Look below for the line containing "What does this". Output it and each remaining line of the entries exactly, and nothing else.

Start of PROVIDED INFORMATION

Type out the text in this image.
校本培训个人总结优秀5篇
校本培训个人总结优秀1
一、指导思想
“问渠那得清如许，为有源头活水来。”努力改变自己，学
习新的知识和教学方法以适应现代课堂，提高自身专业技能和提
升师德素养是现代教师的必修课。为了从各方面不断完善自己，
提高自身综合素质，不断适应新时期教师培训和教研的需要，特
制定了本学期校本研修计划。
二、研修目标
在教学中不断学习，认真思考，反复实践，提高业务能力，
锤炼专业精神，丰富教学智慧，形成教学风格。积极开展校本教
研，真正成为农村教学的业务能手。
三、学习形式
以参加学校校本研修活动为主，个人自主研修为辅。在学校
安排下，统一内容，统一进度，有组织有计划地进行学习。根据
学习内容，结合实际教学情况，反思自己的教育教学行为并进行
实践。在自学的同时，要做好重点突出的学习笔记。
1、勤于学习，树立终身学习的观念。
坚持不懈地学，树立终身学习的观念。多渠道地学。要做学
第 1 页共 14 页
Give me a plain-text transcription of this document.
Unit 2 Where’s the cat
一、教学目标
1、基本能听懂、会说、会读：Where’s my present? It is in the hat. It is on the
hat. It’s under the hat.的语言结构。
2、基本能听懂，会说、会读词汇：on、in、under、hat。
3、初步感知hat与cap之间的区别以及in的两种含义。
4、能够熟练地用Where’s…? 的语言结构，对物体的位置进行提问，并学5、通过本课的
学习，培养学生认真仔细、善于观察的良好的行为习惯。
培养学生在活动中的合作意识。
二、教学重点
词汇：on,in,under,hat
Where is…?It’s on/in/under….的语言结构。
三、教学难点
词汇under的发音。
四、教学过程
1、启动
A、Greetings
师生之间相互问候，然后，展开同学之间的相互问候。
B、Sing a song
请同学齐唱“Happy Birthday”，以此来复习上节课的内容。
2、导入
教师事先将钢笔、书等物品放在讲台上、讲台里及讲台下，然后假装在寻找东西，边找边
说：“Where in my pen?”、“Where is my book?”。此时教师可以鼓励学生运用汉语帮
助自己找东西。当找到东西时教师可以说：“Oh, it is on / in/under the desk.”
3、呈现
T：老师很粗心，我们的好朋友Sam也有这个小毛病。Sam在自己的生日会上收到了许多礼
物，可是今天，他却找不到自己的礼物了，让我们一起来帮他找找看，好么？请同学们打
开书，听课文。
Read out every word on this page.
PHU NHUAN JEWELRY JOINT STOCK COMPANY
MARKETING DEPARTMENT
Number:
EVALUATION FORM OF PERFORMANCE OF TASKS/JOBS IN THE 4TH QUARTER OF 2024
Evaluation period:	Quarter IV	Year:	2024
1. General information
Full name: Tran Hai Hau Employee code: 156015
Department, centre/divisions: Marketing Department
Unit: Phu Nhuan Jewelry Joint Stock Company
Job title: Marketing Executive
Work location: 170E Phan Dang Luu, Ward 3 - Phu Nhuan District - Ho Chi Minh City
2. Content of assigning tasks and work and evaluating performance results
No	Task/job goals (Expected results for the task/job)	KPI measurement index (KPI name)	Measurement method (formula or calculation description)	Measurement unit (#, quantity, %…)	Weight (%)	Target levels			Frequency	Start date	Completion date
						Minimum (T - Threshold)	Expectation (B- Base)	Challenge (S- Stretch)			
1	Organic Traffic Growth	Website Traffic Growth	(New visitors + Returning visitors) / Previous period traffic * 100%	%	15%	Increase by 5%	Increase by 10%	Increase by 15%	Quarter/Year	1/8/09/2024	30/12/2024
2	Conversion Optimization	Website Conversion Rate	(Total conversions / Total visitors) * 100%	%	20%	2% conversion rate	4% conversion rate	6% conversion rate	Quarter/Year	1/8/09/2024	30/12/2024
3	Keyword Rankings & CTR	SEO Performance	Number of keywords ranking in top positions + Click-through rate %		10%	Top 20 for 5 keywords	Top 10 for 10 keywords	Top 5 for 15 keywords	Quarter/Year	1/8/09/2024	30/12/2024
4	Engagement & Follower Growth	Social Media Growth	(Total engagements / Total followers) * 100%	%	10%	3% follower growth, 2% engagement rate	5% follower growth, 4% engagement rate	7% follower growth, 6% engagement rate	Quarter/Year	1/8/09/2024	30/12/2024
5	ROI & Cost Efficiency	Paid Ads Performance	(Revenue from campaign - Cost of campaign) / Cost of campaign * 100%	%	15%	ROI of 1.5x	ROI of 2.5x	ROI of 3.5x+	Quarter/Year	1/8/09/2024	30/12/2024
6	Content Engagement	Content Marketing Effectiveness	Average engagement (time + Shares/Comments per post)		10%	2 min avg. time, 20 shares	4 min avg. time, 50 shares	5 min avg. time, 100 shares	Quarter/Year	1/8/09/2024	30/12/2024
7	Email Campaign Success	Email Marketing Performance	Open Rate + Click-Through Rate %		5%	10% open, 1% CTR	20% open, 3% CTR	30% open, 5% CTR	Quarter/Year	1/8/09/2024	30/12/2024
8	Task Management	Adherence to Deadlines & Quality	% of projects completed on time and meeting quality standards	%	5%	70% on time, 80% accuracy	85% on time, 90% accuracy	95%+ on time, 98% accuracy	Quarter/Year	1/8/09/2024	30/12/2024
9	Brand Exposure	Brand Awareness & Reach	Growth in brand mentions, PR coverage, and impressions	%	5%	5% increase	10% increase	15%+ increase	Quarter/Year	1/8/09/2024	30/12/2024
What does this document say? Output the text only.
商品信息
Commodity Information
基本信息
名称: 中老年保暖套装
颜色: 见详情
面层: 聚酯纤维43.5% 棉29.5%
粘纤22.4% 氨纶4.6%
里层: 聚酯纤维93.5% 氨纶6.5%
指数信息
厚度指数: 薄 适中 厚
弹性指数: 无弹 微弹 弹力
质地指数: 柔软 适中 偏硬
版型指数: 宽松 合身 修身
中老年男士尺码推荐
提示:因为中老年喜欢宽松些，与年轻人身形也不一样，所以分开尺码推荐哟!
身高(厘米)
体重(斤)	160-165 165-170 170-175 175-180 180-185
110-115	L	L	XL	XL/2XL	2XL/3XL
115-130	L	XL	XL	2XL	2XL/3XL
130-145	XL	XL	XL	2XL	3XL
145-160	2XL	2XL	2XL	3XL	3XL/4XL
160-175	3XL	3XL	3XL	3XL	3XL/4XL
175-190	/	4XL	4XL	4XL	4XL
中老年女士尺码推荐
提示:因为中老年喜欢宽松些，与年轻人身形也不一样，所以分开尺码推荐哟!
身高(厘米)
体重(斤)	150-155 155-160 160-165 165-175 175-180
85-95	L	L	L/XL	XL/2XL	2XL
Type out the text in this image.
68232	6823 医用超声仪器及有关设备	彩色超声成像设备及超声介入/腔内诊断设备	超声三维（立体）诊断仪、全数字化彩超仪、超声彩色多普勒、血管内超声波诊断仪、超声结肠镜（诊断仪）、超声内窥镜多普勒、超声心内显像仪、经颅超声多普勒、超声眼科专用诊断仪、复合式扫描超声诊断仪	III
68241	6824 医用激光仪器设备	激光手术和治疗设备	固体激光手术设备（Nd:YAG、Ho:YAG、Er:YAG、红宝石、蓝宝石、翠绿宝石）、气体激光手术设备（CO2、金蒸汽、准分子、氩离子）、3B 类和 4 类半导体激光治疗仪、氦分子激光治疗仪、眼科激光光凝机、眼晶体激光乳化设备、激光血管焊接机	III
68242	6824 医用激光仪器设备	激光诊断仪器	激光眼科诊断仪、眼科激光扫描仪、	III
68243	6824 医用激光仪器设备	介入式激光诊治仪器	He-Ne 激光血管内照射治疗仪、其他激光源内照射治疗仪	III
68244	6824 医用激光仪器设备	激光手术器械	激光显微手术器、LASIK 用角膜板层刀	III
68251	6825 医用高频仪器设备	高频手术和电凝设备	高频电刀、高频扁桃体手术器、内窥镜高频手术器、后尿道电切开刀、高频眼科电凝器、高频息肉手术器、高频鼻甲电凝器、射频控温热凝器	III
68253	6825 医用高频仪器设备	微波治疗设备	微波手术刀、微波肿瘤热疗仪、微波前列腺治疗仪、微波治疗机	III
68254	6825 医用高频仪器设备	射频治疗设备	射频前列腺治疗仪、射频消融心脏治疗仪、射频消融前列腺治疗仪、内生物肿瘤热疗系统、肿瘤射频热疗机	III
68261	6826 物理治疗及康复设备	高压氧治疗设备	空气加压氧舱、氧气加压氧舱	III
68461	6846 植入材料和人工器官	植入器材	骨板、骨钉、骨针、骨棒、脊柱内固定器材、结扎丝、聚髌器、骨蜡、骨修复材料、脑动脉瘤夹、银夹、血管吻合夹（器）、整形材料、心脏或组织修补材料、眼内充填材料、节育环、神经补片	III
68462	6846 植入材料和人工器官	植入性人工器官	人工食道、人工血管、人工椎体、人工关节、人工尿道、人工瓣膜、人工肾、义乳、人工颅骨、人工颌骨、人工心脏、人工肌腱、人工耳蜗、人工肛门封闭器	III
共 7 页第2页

End of PROVIDED INFORMATION

THE RESULT:
What does this document say? Output the text only.
商品信息
Commodity Information
基本信息
名称: 中老年保暖套装
颜色: 见详情
面层: 聚酯纤维43.5% 棉29.5%
粘纤22.4% 氨纶4.6%
里层: 聚酯纤维93.5% 氨纶6.5%
指数信息
厚度指数: 薄 适中 厚
弹性指数: 无弹 微弹 弹力
质地指数: 柔软 适中 偏硬
版型指数: 宽松 合身 修身
中老年男士尺码推荐
提示:因为中老年喜欢宽松些，与年轻人身形也不一样，所以分开尺码推荐哟!
身高(厘米)
体重(斤)	160-165 165-170 170-175 175-180 180-185
110-115	L	L	XL	XL/2XL	2XL/3XL
115-130	L	XL	XL	2XL	2XL/3XL
130-145	XL	XL	XL	2XL	3XL
145-160	2XL	2XL	2XL	3XL	3XL/4XL
160-175	3XL	3XL	3XL	3XL	3XL/4XL
175-190	/	4XL	4XL	4XL	4XL
中老年女士尺码推荐
提示:因为中老年喜欢宽松些，与年轻人身形也不一样，所以分开尺码推荐哟!
身高(厘米)
体重(斤)	150-155 155-160 160-165 165-175 175-180
85-95	L	L	L/XL	XL/2XL	2XL
Type out the text in this image.
68232	6823 医用超声仪器及有关设备	彩色超声成像设备及超声介入/腔内诊断设备	超声三维（立体）诊断仪、全数字化彩超仪、超声彩色多普勒、血管内超声波诊断仪、超声结肠镜（诊断仪）、超声内窥镜多普勒、超声心内显像仪、经颅超声多普勒、超声眼科专用诊断仪、复合式扫描超声诊断仪	III
68241	6824 医用激光仪器设备	激光手术和治疗设备	固体激光手术设备（Nd:YAG、Ho:YAG、Er:YAG、红宝石、蓝宝石、翠绿宝石）、气体激光手术设备（CO2、金蒸汽、准分子、氩离子）、3B 类和 4 类半导体激光治疗仪、氦分子激光治疗仪、眼科激光光凝机、眼晶体激光乳化设备、激光血管焊接机	III
68242	6824 医用激光仪器设备	激光诊断仪器	激光眼科诊断仪、眼科激光扫描仪、	III
68243	6824 医用激光仪器设备	介入式激光诊治仪器	He-Ne 激光血管内照射治疗仪、其他激光源内照射治疗仪	III
68244	6824 医用激光仪器设备	激光手术器械	激光显微手术器、LASIK 用角膜板层刀	III
68251	6825 医用高频仪器设备	高频手术和电凝设备	高频电刀、高频扁桃体手术器、内窥镜高频手术器、后尿道电切开刀、高频眼科电凝器、高频息肉手术器、高频鼻甲电凝器、射频控温热凝器	III
68253	6825 医用高频仪器设备	微波治疗设备	微波手术刀、微波肿瘤热疗仪、微波前列腺治疗仪、微波治疗机	III
68254	6825 医用高频仪器设备	射频治疗设备	射频前列腺治疗仪、射频消融心脏治疗仪、射频消融前列腺治疗仪、内生物肿瘤热疗系统、肿瘤射频热疗机	III
68261	6826 物理治疗及康复设备	高压氧治疗设备	空气加压氧舱、氧气加压氧舱	III
68461	6846 植入材料和人工器官	植入器材	骨板、骨钉、骨针、骨棒、脊柱内固定器材、结扎丝、聚髌器、骨蜡、骨修复材料、脑动脉瘤夹、银夹、血管吻合夹（器）、整形材料、心脏或组织修补材料、眼内充填材料、节育环、神经补片	III
68462	6846 植入材料和人工器官	植入性人工器官	人工食道、人工血管、人工椎体、人工关节、人工尿道、人工瓣膜、人工肾、义乳、人工颅骨、人工颌骨、人工心脏、人工肌腱、人工耳蜗、人工肛门封闭器	III
共 7 页第2页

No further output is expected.